TASK REQUIREMENTS »
Locate the lines where "JSON" occurs and copy them as they stand.

## Begin DATA SHOWN

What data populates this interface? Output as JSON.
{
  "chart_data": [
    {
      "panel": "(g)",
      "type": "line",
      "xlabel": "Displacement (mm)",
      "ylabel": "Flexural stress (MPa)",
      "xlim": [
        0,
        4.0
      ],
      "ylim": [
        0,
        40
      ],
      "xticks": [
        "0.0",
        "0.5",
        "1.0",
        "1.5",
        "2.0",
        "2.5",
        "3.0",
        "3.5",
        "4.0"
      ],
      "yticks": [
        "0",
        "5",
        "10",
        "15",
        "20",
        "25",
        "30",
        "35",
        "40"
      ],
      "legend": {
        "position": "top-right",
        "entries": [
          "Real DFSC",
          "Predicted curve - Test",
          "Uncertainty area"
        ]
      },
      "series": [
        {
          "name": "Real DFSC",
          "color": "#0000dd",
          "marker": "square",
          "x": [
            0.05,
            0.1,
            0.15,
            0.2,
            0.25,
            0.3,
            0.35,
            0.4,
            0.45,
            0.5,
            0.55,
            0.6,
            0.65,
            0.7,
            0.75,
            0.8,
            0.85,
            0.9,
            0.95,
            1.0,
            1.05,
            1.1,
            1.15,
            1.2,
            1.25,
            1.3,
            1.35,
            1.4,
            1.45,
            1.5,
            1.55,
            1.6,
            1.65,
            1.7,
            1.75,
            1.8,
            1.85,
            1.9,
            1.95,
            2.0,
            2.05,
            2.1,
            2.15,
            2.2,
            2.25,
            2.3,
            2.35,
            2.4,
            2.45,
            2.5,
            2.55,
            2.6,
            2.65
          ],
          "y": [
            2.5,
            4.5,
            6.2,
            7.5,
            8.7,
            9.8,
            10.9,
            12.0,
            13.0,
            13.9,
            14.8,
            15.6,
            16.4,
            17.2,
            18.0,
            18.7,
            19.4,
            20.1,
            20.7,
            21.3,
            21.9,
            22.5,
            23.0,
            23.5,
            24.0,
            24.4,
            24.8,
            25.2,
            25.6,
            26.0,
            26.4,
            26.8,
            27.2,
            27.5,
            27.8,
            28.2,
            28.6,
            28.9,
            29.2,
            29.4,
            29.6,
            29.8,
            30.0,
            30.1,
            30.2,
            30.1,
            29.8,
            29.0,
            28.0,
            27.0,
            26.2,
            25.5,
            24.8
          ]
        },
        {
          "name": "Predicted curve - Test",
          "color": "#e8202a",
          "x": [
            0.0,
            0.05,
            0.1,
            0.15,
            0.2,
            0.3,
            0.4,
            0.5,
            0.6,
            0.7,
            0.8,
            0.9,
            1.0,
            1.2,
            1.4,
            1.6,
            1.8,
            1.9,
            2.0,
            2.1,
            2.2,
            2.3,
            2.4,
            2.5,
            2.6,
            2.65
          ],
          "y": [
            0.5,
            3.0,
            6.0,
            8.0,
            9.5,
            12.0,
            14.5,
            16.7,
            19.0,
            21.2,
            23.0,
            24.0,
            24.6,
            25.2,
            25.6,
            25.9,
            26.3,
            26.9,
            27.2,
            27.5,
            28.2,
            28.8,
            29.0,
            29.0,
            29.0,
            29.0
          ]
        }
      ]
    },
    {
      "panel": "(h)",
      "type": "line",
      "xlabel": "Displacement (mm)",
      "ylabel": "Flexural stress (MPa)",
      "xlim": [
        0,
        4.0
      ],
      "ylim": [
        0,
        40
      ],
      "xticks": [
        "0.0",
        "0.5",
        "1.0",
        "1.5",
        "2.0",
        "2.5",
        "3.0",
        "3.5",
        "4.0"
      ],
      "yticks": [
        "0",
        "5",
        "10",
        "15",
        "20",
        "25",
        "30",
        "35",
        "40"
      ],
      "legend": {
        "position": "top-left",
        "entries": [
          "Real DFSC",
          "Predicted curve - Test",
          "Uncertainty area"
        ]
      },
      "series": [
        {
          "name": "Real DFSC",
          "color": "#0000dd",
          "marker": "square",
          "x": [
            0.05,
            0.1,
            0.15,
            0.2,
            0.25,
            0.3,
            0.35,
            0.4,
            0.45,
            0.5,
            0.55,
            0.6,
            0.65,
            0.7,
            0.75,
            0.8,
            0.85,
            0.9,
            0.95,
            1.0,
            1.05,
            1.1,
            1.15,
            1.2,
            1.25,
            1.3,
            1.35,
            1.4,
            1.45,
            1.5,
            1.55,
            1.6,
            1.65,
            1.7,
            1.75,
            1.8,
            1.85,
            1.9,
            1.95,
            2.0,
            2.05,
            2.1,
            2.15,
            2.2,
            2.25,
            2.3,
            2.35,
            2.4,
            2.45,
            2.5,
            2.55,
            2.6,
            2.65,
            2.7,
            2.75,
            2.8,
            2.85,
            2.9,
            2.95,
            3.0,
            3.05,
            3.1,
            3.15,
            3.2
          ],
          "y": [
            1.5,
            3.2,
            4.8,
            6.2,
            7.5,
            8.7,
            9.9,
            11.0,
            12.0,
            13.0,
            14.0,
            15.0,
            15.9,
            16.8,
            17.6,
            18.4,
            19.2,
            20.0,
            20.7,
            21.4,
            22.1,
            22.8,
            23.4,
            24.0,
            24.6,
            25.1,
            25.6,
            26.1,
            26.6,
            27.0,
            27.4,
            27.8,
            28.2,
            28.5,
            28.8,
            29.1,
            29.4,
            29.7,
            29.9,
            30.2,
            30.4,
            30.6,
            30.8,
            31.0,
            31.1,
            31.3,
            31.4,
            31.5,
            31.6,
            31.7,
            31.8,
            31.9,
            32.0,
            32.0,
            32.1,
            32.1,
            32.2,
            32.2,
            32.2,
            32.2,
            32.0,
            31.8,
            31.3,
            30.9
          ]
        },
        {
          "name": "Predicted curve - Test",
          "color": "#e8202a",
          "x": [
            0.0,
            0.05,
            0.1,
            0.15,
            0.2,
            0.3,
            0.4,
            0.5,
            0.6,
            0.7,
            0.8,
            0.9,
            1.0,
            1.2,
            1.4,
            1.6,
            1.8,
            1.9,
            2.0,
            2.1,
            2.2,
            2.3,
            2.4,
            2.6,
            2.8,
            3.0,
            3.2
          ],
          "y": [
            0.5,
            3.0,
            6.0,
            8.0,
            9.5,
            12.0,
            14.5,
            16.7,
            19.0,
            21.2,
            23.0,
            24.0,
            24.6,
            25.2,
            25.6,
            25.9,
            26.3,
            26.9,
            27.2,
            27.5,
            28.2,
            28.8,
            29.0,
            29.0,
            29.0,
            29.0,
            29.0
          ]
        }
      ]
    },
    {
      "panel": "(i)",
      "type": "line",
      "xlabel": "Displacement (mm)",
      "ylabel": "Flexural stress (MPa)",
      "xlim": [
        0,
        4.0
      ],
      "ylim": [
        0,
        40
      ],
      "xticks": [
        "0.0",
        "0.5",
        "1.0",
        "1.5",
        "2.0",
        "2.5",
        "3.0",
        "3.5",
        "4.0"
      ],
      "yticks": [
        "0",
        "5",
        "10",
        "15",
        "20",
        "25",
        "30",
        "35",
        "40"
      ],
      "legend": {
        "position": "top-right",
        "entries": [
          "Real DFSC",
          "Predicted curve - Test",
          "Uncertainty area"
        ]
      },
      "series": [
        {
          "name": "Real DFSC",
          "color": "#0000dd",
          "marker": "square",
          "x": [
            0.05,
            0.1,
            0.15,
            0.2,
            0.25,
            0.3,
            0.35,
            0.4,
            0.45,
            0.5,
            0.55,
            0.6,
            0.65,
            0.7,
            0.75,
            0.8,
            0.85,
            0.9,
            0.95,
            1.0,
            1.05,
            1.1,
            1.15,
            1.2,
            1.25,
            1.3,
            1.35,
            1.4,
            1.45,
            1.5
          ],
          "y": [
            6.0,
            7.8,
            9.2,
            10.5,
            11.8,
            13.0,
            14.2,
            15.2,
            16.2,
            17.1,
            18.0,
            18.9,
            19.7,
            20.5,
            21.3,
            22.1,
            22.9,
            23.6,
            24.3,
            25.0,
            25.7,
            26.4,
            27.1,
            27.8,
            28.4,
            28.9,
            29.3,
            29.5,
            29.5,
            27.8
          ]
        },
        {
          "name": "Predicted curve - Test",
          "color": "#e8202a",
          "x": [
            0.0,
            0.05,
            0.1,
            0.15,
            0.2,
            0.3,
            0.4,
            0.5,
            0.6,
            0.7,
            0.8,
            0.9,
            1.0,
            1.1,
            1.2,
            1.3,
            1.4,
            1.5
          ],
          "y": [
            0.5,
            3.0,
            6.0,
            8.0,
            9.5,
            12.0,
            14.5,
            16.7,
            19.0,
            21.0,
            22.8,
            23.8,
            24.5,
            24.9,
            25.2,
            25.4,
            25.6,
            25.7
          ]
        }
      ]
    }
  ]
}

## End DATA SHOWN
## Begin DATA SHOWN

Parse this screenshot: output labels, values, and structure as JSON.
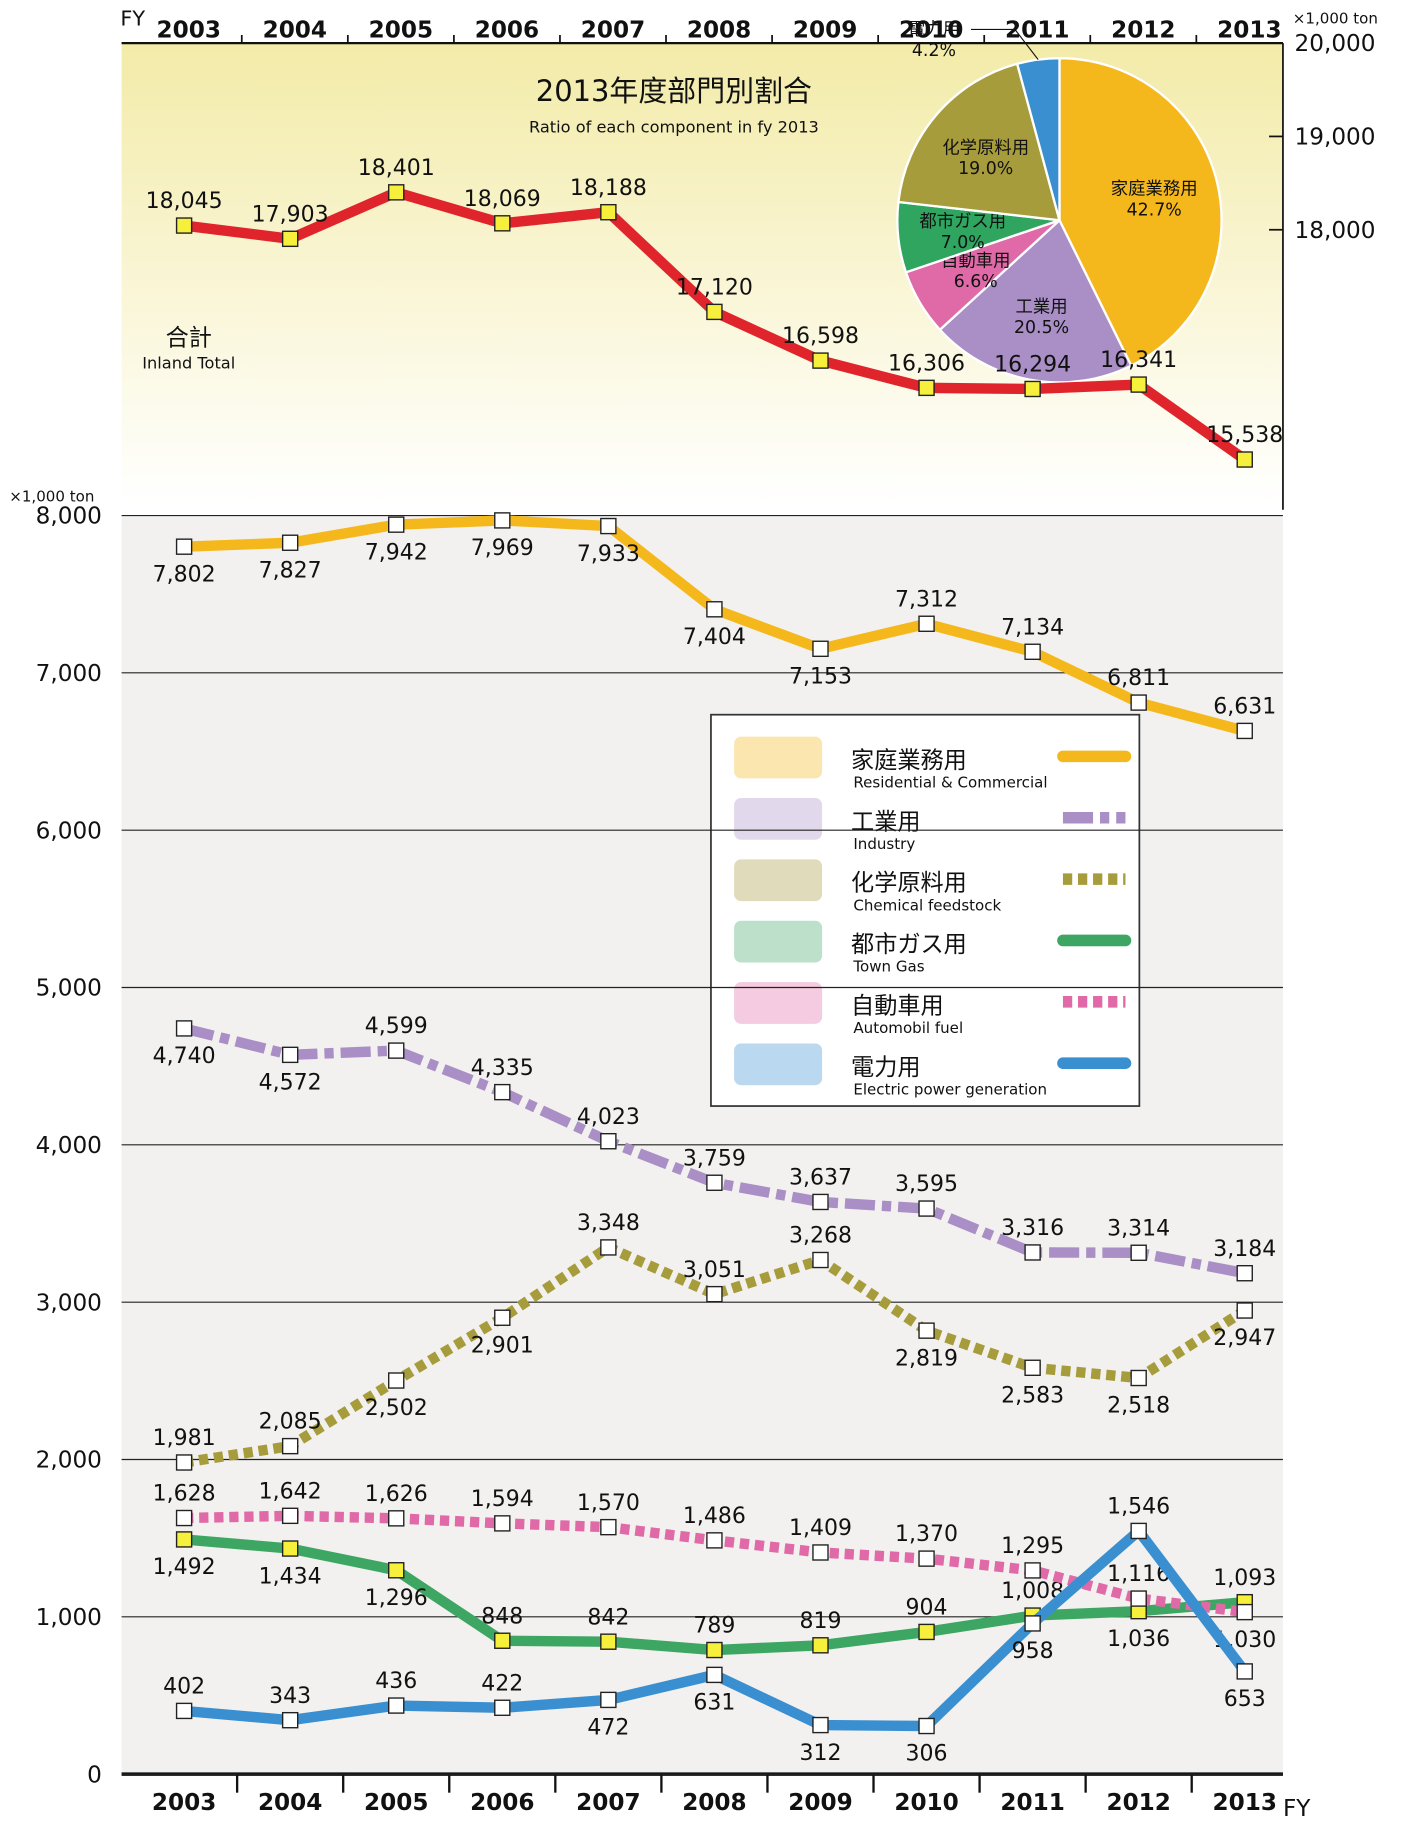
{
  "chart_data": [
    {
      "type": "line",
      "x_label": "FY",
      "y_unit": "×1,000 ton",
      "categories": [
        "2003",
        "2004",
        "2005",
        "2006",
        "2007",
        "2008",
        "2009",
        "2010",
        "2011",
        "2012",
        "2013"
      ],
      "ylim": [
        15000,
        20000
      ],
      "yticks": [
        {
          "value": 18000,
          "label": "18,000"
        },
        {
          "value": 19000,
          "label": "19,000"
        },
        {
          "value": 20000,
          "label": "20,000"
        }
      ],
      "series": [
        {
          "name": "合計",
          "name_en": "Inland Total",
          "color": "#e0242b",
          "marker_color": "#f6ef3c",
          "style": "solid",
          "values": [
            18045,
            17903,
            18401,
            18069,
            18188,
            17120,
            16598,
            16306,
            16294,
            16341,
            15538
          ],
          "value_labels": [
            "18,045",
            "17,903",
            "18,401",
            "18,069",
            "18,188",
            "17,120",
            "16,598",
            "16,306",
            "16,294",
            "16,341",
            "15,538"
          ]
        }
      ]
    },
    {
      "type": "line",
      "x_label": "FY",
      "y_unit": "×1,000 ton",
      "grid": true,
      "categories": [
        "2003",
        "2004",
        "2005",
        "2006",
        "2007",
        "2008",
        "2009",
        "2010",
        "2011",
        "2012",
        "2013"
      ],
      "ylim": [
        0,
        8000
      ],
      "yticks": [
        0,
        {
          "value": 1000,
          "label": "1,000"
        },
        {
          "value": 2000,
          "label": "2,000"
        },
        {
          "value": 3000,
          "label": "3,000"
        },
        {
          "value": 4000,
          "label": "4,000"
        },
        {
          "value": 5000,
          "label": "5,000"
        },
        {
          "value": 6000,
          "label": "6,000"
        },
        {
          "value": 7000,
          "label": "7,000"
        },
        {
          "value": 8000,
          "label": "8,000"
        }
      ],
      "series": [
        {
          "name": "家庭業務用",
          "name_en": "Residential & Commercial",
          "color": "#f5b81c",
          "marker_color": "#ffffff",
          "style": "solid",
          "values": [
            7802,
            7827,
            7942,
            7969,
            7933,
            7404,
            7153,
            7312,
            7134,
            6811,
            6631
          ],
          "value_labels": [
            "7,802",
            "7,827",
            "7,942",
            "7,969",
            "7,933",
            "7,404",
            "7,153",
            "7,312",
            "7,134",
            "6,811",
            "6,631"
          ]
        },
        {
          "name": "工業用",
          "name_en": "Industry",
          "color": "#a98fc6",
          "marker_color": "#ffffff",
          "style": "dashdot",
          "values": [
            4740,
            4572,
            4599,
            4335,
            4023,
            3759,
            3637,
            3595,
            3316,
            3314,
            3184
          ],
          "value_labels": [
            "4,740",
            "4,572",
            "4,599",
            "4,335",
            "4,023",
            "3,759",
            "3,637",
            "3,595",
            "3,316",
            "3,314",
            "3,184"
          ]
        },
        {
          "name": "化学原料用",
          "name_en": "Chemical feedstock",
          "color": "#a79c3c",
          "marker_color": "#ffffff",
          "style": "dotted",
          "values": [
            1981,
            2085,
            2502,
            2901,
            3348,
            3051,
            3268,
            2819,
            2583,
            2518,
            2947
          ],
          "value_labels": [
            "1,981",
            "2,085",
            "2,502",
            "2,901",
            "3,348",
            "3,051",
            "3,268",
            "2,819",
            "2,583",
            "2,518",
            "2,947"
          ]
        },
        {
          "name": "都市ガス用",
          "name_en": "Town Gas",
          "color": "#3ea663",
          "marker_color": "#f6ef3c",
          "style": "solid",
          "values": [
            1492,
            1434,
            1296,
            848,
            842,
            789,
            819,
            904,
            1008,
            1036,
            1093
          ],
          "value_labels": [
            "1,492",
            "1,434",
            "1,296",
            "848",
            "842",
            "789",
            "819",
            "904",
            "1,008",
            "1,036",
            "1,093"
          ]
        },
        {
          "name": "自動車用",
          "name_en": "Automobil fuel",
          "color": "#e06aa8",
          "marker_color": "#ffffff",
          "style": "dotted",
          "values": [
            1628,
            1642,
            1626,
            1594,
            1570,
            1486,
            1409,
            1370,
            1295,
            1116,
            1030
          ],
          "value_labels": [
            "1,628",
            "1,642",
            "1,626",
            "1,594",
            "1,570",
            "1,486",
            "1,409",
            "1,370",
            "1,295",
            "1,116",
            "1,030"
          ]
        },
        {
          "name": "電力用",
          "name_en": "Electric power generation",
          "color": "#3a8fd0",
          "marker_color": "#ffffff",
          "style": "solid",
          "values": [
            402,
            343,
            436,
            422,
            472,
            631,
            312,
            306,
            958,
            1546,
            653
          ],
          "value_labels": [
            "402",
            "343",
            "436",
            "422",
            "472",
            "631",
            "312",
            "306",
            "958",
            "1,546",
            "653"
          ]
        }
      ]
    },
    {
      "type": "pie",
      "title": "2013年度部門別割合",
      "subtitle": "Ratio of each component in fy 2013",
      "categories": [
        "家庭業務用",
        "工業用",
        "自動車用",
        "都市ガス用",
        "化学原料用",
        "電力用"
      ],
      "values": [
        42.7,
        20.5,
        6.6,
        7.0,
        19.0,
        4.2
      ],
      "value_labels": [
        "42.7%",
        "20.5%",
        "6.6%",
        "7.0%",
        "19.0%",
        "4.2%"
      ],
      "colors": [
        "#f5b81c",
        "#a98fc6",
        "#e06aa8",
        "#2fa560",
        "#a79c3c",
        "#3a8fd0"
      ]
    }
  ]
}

## End DATA SHOWN

PROBLEM SOLUTION »
What data populates this interface? Output as JSON.
Parse this screenshot: output labels, values, and structure as JSON.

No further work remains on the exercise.